Renovating any historic structure is a project that comes with numerous challenges, one of which is how to insulate the interior without altering the appearance of the exterior. One group says that aerogel may be the key to solving this dilemma.

Researchers at the Swiss Federal Laboratories for Materials Science and Technology claims to have developed a high performance plaster using an aerogel. The material is said to insulate three times better than conventional insulating render, containing perlite or expanded polystyrene.

According to an Empa press release, the mineral basis of the material likens it to original historical building material, both visually and in application. It can be sprayed both on internal and external surfaces. The aerogel plaster is water repellent and permeable to water vapor. It can be used with conventional plastering machines.

“The porous structure of the aerogel makes the plaster permeable to water molecules, but for macroscopic water droplets the nano-pores are much too fine,” developer Thomas Stahl says.
════════════════════
__DIRECTION 1__: According to the article on aerogel plaster, how much better does the material insulate than conventional insulating render?
__DIRECTION 2__: Extend the article on aerogel plaster, picking up after its final sentence.

__GIVEN DATA__:
════════════════════
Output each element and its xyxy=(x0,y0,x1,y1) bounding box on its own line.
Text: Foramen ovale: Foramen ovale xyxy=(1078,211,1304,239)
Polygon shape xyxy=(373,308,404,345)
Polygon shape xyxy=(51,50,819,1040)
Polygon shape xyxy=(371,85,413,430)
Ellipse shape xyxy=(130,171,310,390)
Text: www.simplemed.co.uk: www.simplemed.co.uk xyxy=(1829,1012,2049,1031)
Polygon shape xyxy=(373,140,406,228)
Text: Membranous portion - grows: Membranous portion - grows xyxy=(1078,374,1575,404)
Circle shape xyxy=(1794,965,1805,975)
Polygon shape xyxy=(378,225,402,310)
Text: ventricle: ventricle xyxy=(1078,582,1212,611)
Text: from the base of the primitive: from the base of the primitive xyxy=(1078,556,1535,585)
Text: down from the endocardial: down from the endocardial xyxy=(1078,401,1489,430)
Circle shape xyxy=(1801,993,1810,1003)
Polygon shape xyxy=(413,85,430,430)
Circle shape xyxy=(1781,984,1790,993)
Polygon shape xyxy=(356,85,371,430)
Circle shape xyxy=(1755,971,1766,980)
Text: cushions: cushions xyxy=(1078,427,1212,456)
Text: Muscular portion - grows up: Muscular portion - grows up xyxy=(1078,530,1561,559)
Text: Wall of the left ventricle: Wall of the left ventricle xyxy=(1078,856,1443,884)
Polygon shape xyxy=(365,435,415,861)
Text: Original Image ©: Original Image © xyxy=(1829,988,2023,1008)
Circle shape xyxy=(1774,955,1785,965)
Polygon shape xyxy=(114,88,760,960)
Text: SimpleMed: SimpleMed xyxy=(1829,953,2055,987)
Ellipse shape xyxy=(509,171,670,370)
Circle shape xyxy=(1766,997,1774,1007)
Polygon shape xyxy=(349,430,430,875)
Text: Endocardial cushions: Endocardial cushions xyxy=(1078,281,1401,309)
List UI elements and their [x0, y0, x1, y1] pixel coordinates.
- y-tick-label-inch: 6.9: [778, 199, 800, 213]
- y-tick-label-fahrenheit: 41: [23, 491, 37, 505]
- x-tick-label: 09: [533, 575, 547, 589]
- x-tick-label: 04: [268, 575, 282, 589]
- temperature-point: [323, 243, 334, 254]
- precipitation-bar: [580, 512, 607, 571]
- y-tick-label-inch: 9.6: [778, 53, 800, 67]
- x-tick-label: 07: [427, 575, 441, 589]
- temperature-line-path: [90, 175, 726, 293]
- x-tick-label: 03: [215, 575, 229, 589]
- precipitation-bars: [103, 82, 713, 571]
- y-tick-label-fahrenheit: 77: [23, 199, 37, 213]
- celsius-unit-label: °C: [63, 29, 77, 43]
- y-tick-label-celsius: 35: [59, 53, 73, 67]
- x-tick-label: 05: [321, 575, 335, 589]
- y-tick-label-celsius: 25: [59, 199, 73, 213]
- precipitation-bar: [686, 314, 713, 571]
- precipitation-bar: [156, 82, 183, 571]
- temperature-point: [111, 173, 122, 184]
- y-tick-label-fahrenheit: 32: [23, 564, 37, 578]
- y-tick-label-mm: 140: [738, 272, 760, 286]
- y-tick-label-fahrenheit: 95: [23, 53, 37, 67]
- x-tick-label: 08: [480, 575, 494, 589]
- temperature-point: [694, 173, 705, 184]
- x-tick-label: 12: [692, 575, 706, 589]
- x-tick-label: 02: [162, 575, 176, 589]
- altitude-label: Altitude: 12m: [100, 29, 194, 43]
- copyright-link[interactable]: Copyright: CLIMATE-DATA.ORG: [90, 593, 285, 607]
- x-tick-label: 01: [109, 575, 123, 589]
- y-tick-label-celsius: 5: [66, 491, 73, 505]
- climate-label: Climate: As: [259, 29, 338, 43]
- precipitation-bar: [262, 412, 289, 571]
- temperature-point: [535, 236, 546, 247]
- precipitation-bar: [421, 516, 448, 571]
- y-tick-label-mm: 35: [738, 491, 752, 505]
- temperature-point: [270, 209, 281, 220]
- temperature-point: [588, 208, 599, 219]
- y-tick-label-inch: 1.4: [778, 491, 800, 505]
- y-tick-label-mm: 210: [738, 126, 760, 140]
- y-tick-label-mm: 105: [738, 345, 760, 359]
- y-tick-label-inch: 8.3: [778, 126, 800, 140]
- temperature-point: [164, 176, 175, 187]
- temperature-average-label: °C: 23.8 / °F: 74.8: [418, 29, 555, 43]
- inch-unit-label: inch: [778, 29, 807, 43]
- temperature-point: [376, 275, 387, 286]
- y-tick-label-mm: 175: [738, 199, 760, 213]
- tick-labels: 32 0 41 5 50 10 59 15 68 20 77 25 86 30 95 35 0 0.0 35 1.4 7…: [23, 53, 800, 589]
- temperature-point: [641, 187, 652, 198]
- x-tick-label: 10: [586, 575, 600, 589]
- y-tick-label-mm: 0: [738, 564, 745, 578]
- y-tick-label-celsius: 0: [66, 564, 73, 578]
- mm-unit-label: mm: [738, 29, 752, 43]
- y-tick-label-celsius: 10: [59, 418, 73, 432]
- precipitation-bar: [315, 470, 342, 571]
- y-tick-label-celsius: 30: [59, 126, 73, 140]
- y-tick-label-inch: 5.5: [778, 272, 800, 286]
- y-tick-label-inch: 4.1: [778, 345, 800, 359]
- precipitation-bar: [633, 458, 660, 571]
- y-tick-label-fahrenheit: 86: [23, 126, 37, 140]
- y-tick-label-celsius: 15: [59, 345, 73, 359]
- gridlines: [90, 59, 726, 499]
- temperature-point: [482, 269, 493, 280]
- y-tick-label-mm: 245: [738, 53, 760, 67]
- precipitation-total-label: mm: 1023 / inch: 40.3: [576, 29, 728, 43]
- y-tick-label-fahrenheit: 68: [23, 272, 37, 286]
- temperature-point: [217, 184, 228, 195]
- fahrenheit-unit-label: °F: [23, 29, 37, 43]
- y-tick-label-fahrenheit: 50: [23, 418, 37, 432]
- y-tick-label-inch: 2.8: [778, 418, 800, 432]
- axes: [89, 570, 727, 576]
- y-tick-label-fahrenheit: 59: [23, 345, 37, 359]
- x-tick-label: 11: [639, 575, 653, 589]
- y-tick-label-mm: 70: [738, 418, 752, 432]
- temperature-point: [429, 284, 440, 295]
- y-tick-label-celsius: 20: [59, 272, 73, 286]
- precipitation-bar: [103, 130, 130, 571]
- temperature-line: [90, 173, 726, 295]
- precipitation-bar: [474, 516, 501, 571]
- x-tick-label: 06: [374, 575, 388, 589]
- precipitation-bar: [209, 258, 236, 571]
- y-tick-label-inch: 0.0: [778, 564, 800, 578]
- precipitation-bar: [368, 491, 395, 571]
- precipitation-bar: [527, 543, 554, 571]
════════════════════
__TASK RESPONSE 1__: It insulates three times better than conventional insulating render containing perlite or expanded polystyrene.

__TASK RESPONSE 2__:
The cost is expected to be between $50 and $100 per square meter above conventional materials, depending on how thickly it is sprayed on. The material will undergo field trials over the next year, and should be commercially available by 2013.

No information was provided about the composition of the aerogel or how the plaster is prepared without disturbing the aerogel’s brittle structure.

UPDATE: Thomas Stahl returned our requests for additional information about the material. He says the key component is silica aerogel. When asked how he combats the brittleness factor and handling problems normally associated with aerogels, Stahl claims this is not a problem because silica aerogel while in the plaster is extremely stable at hydrostatic pressure.

Stahl also notes that no special equipment is required to use the special plaster and that all of their tests were conducted using “common plaster machines.”

Additionally, here is a photo of silica aerogel in its “raw” state.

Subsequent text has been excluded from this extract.